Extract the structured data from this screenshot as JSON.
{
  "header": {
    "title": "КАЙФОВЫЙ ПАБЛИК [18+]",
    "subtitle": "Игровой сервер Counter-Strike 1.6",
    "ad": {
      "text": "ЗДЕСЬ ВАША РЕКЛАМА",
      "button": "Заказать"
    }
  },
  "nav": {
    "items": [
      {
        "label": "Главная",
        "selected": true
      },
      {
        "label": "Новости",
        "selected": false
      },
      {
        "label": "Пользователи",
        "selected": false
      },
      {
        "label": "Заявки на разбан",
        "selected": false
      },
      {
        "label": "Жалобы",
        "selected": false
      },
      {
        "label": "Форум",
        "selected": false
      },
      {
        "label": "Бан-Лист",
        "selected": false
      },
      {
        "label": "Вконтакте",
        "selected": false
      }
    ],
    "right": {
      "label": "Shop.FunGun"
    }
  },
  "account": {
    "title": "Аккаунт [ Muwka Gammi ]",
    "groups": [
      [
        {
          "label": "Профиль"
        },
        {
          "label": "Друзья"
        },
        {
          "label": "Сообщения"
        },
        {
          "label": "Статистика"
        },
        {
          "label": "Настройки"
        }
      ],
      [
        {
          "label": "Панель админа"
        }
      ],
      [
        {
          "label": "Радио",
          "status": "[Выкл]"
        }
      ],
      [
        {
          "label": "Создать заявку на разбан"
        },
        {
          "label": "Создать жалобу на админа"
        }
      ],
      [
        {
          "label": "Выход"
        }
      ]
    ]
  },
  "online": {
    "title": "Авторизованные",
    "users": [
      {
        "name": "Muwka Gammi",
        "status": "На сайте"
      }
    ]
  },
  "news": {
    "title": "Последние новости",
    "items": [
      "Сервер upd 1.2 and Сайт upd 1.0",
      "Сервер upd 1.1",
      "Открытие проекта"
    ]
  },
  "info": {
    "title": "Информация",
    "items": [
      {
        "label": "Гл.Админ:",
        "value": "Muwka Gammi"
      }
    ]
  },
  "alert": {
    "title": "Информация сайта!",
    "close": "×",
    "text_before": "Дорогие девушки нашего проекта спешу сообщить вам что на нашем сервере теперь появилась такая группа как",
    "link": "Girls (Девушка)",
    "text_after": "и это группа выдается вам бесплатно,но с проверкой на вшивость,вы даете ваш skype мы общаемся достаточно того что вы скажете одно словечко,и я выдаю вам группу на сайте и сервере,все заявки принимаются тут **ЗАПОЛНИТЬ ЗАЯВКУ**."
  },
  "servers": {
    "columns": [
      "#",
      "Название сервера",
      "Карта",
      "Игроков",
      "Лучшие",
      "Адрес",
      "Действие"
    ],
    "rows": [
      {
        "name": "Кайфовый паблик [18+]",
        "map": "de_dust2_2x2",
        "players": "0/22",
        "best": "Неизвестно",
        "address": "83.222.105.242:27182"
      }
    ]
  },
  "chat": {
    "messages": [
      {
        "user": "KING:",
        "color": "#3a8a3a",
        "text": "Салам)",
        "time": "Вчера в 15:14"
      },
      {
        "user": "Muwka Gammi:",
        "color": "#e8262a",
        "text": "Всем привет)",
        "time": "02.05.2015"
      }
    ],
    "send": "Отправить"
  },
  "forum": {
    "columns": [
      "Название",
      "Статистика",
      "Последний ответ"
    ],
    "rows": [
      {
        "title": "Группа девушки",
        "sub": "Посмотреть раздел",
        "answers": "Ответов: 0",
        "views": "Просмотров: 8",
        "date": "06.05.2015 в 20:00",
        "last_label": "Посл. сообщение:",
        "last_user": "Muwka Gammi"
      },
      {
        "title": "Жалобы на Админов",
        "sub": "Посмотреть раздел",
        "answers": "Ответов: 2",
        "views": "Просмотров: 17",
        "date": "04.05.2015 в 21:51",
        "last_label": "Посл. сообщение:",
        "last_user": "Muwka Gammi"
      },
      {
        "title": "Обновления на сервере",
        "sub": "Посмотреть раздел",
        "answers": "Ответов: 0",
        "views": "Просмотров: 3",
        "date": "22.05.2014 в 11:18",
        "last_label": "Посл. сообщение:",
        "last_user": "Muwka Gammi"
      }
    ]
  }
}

◆ INSTRUCTION:
Look through the entries above and report each line where the string "Просмотров" occurs.

◆ WRITTEN SOLUTION:
        "views": "Просмотров: 8",
        "views": "Просмотров: 17",
        "views": "Просмотров: 3",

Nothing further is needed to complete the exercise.